▸ **THE REQUEST**
All of the entries must be reproduced exactly, with no images carried over.

++++++

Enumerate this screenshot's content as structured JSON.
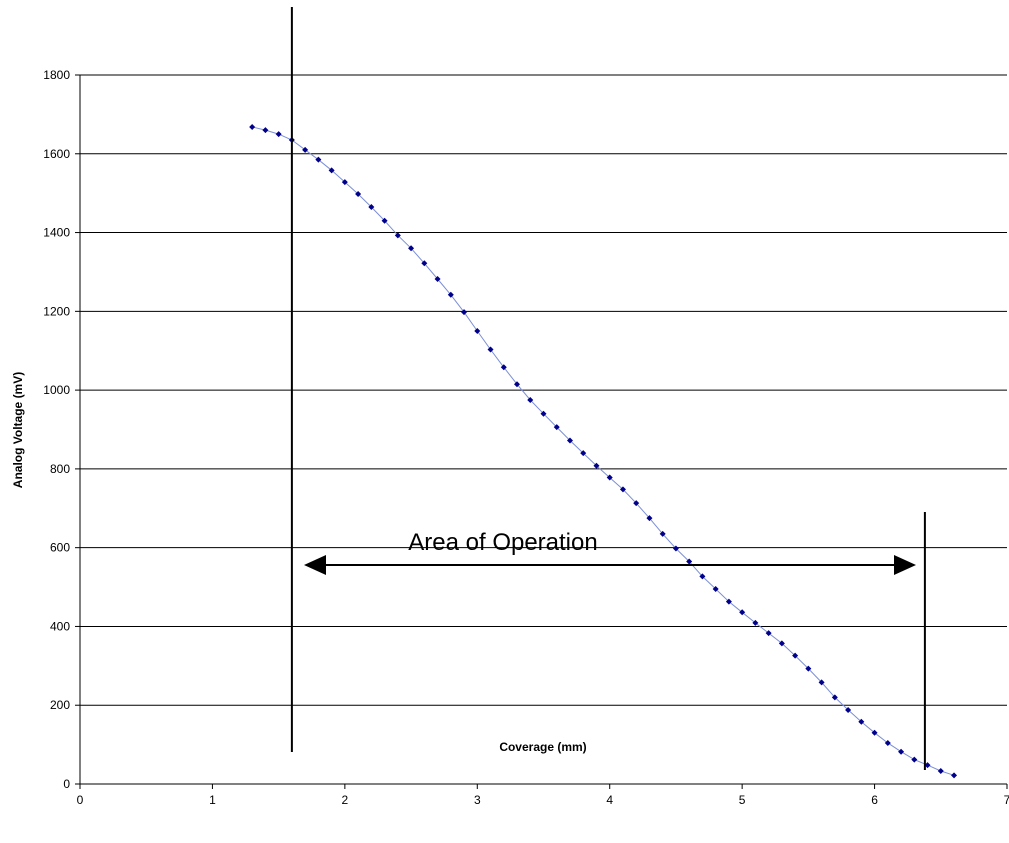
{
  "chart_data": {
    "type": "scatter",
    "title": "",
    "xlabel": "Coverage (mm)",
    "ylabel": "Analog Voltage (mV)",
    "xlim": [
      0,
      7
    ],
    "ylim": [
      0,
      1800
    ],
    "x_ticks": [
      0,
      1,
      2,
      3,
      4,
      5,
      6,
      7
    ],
    "y_ticks": [
      0,
      200,
      400,
      600,
      800,
      1000,
      1200,
      1400,
      1600,
      1800
    ],
    "grid": "horizontal",
    "legend": "none",
    "marker_color": "#00008B",
    "line_color": "#7b8fd6",
    "series": [
      {
        "x": [
          1.3,
          1.4,
          1.5,
          1.6,
          1.7,
          1.8,
          1.9,
          2.0,
          2.1,
          2.2,
          2.3,
          2.4,
          2.5,
          2.6,
          2.7,
          2.8,
          2.9,
          3.0,
          3.1,
          3.2,
          3.3,
          3.4,
          3.5,
          3.6,
          3.7,
          3.8,
          3.9,
          4.0,
          4.1,
          4.2,
          4.3,
          4.4,
          4.5,
          4.6,
          4.7,
          4.8,
          4.9,
          5.0,
          5.1,
          5.2,
          5.3,
          5.4,
          5.5,
          5.6,
          5.7,
          5.8,
          5.9,
          6.0,
          6.1,
          6.2,
          6.3,
          6.4,
          6.5,
          6.6
        ],
        "y": [
          1668,
          1660,
          1650,
          1635,
          1610,
          1585,
          1558,
          1528,
          1498,
          1465,
          1430,
          1393,
          1360,
          1322,
          1282,
          1242,
          1198,
          1150,
          1103,
          1058,
          1015,
          975,
          940,
          906,
          872,
          840,
          808,
          778,
          748,
          713,
          675,
          635,
          598,
          565,
          527,
          495,
          463,
          436,
          409,
          383,
          357,
          326,
          293,
          258,
          220,
          188,
          158,
          130,
          104,
          82,
          62,
          48,
          33,
          22
        ]
      }
    ],
    "annotations": {
      "range_label": "Area of Operation",
      "left_bound_x": 1.6,
      "right_bound_x": 6.38
    }
  }
}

++++++

▸ **ANSWER TO THE EXERCISE**
Enumerate this screenshot's content as structured JSON.
{
  "chart_data": {
    "type": "scatter",
    "title": "",
    "xlabel": "Coverage (mm)",
    "ylabel": "Analog Voltage (mV)",
    "xlim": [
      0,
      7
    ],
    "ylim": [
      0,
      1800
    ],
    "x_ticks": [
      0,
      1,
      2,
      3,
      4,
      5,
      6,
      7
    ],
    "y_ticks": [
      0,
      200,
      400,
      600,
      800,
      1000,
      1200,
      1400,
      1600,
      1800
    ],
    "grid": "horizontal",
    "legend": "none",
    "marker_color": "#00008B",
    "line_color": "#7b8fd6",
    "series": [
      {
        "x": [
          1.3,
          1.4,
          1.5,
          1.6,
          1.7,
          1.8,
          1.9,
          2.0,
          2.1,
          2.2,
          2.3,
          2.4,
          2.5,
          2.6,
          2.7,
          2.8,
          2.9,
          3.0,
          3.1,
          3.2,
          3.3,
          3.4,
          3.5,
          3.6,
          3.7,
          3.8,
          3.9,
          4.0,
          4.1,
          4.2,
          4.3,
          4.4,
          4.5,
          4.6,
          4.7,
          4.8,
          4.9,
          5.0,
          5.1,
          5.2,
          5.3,
          5.4,
          5.5,
          5.6,
          5.7,
          5.8,
          5.9,
          6.0,
          6.1,
          6.2,
          6.3,
          6.4,
          6.5,
          6.6
        ],
        "y": [
          1668,
          1660,
          1650,
          1635,
          1610,
          1585,
          1558,
          1528,
          1498,
          1465,
          1430,
          1393,
          1360,
          1322,
          1282,
          1242,
          1198,
          1150,
          1103,
          1058,
          1015,
          975,
          940,
          906,
          872,
          840,
          808,
          778,
          748,
          713,
          675,
          635,
          598,
          565,
          527,
          495,
          463,
          436,
          409,
          383,
          357,
          326,
          293,
          258,
          220,
          188,
          158,
          130,
          104,
          82,
          62,
          48,
          33,
          22
        ]
      }
    ],
    "annotations": {
      "range_label": "Area of Operation",
      "left_bound_x": 1.6,
      "right_bound_x": 6.38
    }
  }
}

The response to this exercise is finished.